Your goal
For each line below that includes the word "parábola", make a copy.

Recorded data
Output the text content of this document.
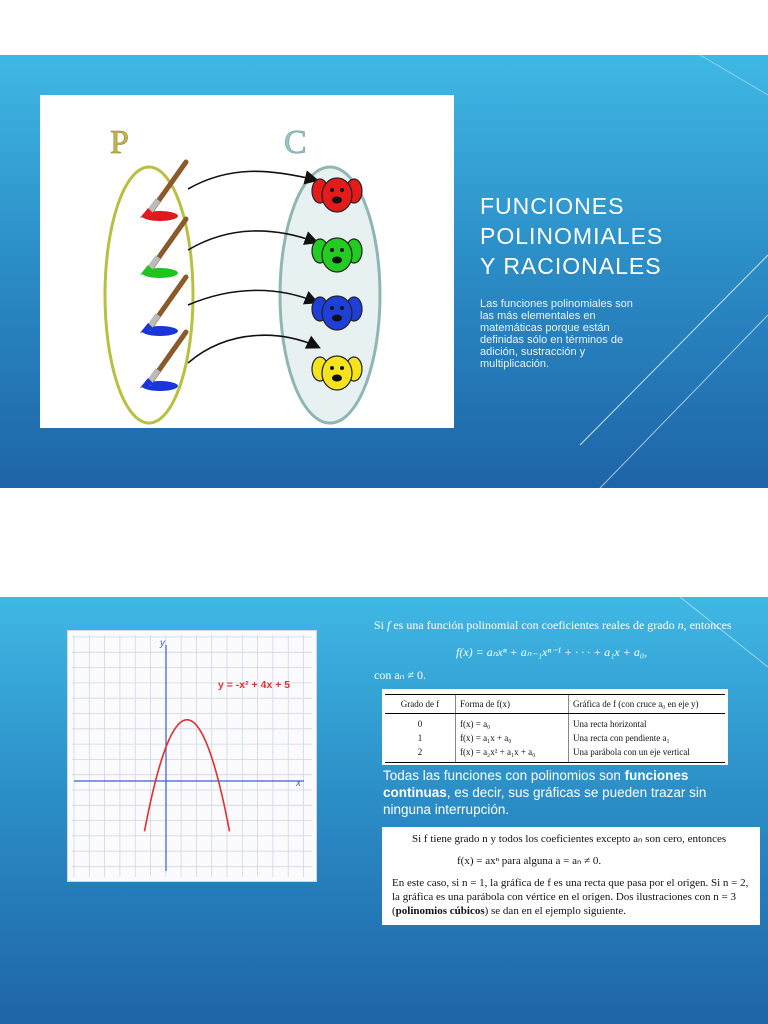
P	C
FUNCIONES
POLINOMIALES
Y RACIONALES
Las funciones polinomiales son las más elementales en matemáticas porque están definidas sólo en términos de adición, sustracción y multiplicación.
y
x
y = -x² + 4x + 5
Si f es una función polinomial con coeficientes reales de grado n, entonces
f(x) = aₙxⁿ + aₙ₋₁xⁿ⁻¹ + · · · + a₁x + a₀,
con aₙ ≠ 0.
Grado de f	Forma de f(x)	Gráfica de f (con cruce a₀ en eje y)
0	f(x) = a₀	Una recta horizontal
1	f(x) = a₁x + a₀	Una recta con pendiente a₁
2	f(x) = a₂x² + a₁x + a₀	Una parábola con un eje vertical
Todas las funciones con polinomios son funciones continuas, es decir, sus gráficas se pueden trazar sin ninguna interrupción.
Si f tiene grado n y todos los coeficientes excepto aₙ son cero, entonces
f(x) = axⁿ para alguna a = aₙ ≠ 0.
En este caso, si n = 1, la gráfica de f es una recta que pasa por el origen. Si n = 2, la gráfica es una parábola con vértice en el origen. Dos ilustraciones con n = 3 (polinomios cúbicos) se dan en el ejemplo siguiente.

Worked answer
2	f(x) = a₂x² + a₁x + a₀	Una parábola con un eje vertical
En este caso, si n = 1, la gráfica de f es una recta que pasa por el origen. Si n = 2, la gráfica es una parábola con vértice en el origen. Dos ilustraciones con n = 3 (polinomios cúbicos) se dan en el ejemplo siguiente.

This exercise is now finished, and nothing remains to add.